» What you should do
Work out how many lines of the listing hold the string "Italia", then answer with that number and nothing else.

Dataset records on visual material
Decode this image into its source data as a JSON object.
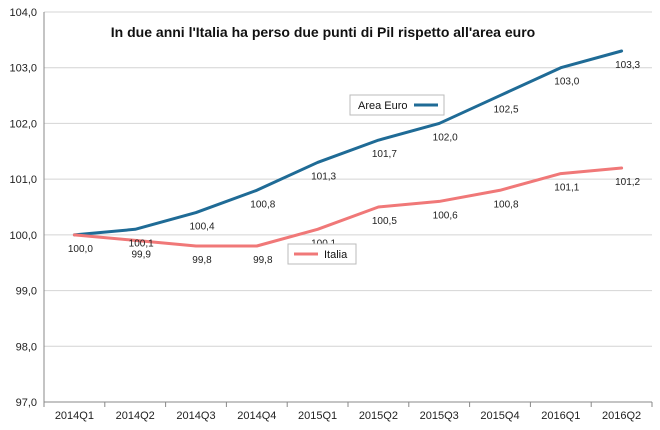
{
  "chart_data": {
    "type": "line",
    "title": "In due anni l'Italia ha perso due punti di Pil rispetto all'area euro",
    "categories": [
      "2014Q1",
      "2014Q2",
      "2014Q3",
      "2014Q4",
      "2015Q1",
      "2015Q2",
      "2015Q3",
      "2015Q4",
      "2016Q1",
      "2016Q2"
    ],
    "ylim": [
      97.0,
      104.0
    ],
    "yticks": [
      "97,0",
      "98,0",
      "99,0",
      "100,0",
      "101,0",
      "102,0",
      "103,0",
      "104,0"
    ],
    "grid": true,
    "series": [
      {
        "name": "Area Euro",
        "color": "#1f6b96",
        "values": [
          100.0,
          100.1,
          100.4,
          100.8,
          101.3,
          101.7,
          102.0,
          102.5,
          103.0,
          103.3
        ],
        "labels": [
          "",
          "100,1",
          "100,4",
          "100,8",
          "101,3",
          "101,7",
          "102,0",
          "102,5",
          "103,0",
          "103,3"
        ]
      },
      {
        "name": "Italia",
        "color": "#f07878",
        "values": [
          100.0,
          99.9,
          99.8,
          99.8,
          100.1,
          100.5,
          100.6,
          100.8,
          101.1,
          101.2
        ],
        "labels": [
          "100,0",
          "99,9",
          "99,8",
          "99,8",
          "100,1",
          "100,5",
          "100,6",
          "100,8",
          "101,1",
          "101,2"
        ]
      }
    ]
  }
}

» Answer to this task
2